[BEGIN Recorded information]
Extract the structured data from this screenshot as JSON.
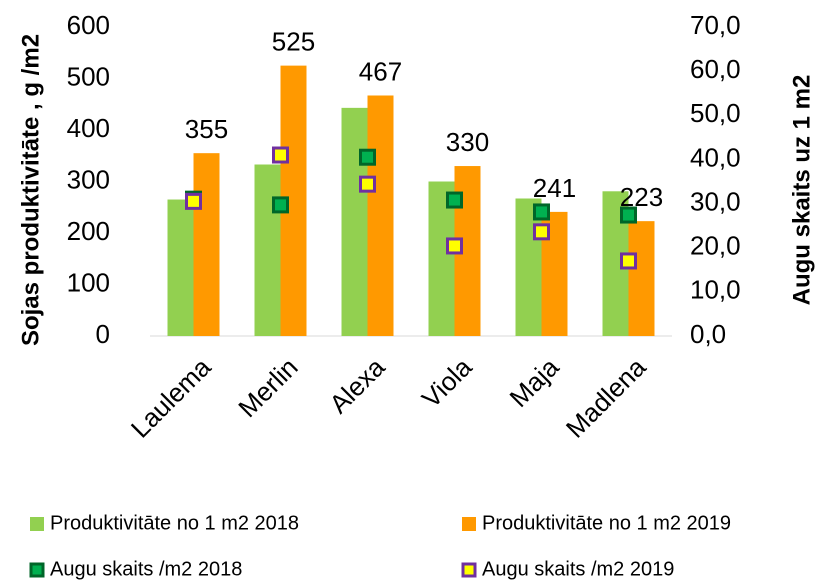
{
  "chart_data": {
    "type": "bar",
    "categories": [
      "Laulema",
      "Merlin",
      "Alexa",
      "Viola",
      "Maja",
      "Madlena"
    ],
    "ylabel": "Sojas produktivitāte , g /m2",
    "y2label": "Augu skaits  uz 1 m2",
    "ylim": [
      0,
      600
    ],
    "yticks": [
      0,
      100,
      200,
      300,
      400,
      500,
      600
    ],
    "y2lim": [
      0,
      70
    ],
    "y2ticks": [
      {
        "value": 0,
        "label": "0,0"
      },
      {
        "value": 10,
        "label": "10,0"
      },
      {
        "value": 20,
        "label": "20,0"
      },
      {
        "value": 30,
        "label": "30,0"
      },
      {
        "value": 40,
        "label": "40,0"
      },
      {
        "value": 50,
        "label": "50,0"
      },
      {
        "value": 60,
        "label": "60,0"
      },
      {
        "value": 70,
        "label": "70,0"
      }
    ],
    "grid": false,
    "legend": "bottom",
    "series": [
      {
        "name": "Produktivitāte no 1 m2 2018",
        "type": "bar",
        "color": "#92d050",
        "values": [
          265,
          333,
          443,
          300,
          267,
          281
        ]
      },
      {
        "name": "Produktivitāte no 1 m2 2019",
        "type": "bar",
        "color": "#ff9900",
        "data_labels": true,
        "values": [
          355,
          525,
          467,
          330,
          241,
          223
        ]
      },
      {
        "name": "Augu skaits /m2 2018",
        "type": "scatter",
        "axis": "y2",
        "color": "#00b050",
        "edgecolor": "#006629",
        "values": [
          31.0,
          29.7,
          40.5,
          30.8,
          28.1,
          27.4
        ]
      },
      {
        "name": "Augu skaits /m2 2019",
        "type": "scatter",
        "axis": "y2",
        "color": "#ffff00",
        "edgecolor": "#7030a0",
        "values": [
          30.5,
          41.0,
          34.4,
          20.4,
          23.6,
          17.0
        ]
      }
    ]
  }
}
[END Recorded information]
* **The exercise**: Quote each record exactly as it stands, minus the pictures.

* **Written answer**:
Extract the structured data from this screenshot as JSON.
{
  "chart_data": {
    "type": "bar",
    "categories": [
      "Laulema",
      "Merlin",
      "Alexa",
      "Viola",
      "Maja",
      "Madlena"
    ],
    "ylabel": "Sojas produktivitāte , g /m2",
    "y2label": "Augu skaits  uz 1 m2",
    "ylim": [
      0,
      600
    ],
    "yticks": [
      0,
      100,
      200,
      300,
      400,
      500,
      600
    ],
    "y2lim": [
      0,
      70
    ],
    "y2ticks": [
      {
        "value": 0,
        "label": "0,0"
      },
      {
        "value": 10,
        "label": "10,0"
      },
      {
        "value": 20,
        "label": "20,0"
      },
      {
        "value": 30,
        "label": "30,0"
      },
      {
        "value": 40,
        "label": "40,0"
      },
      {
        "value": 50,
        "label": "50,0"
      },
      {
        "value": 60,
        "label": "60,0"
      },
      {
        "value": 70,
        "label": "70,0"
      }
    ],
    "grid": false,
    "legend": "bottom",
    "series": [
      {
        "name": "Produktivitāte no 1 m2 2018",
        "type": "bar",
        "color": "#92d050",
        "values": [
          265,
          333,
          443,
          300,
          267,
          281
        ]
      },
      {
        "name": "Produktivitāte no 1 m2 2019",
        "type": "bar",
        "color": "#ff9900",
        "data_labels": true,
        "values": [
          355,
          525,
          467,
          330,
          241,
          223
        ]
      },
      {
        "name": "Augu skaits /m2 2018",
        "type": "scatter",
        "axis": "y2",
        "color": "#00b050",
        "edgecolor": "#006629",
        "values": [
          31.0,
          29.7,
          40.5,
          30.8,
          28.1,
          27.4
        ]
      },
      {
        "name": "Augu skaits /m2 2019",
        "type": "scatter",
        "axis": "y2",
        "color": "#ffff00",
        "edgecolor": "#7030a0",
        "values": [
          30.5,
          41.0,
          34.4,
          20.4,
          23.6,
          17.0
        ]
      }
    ]
  }
}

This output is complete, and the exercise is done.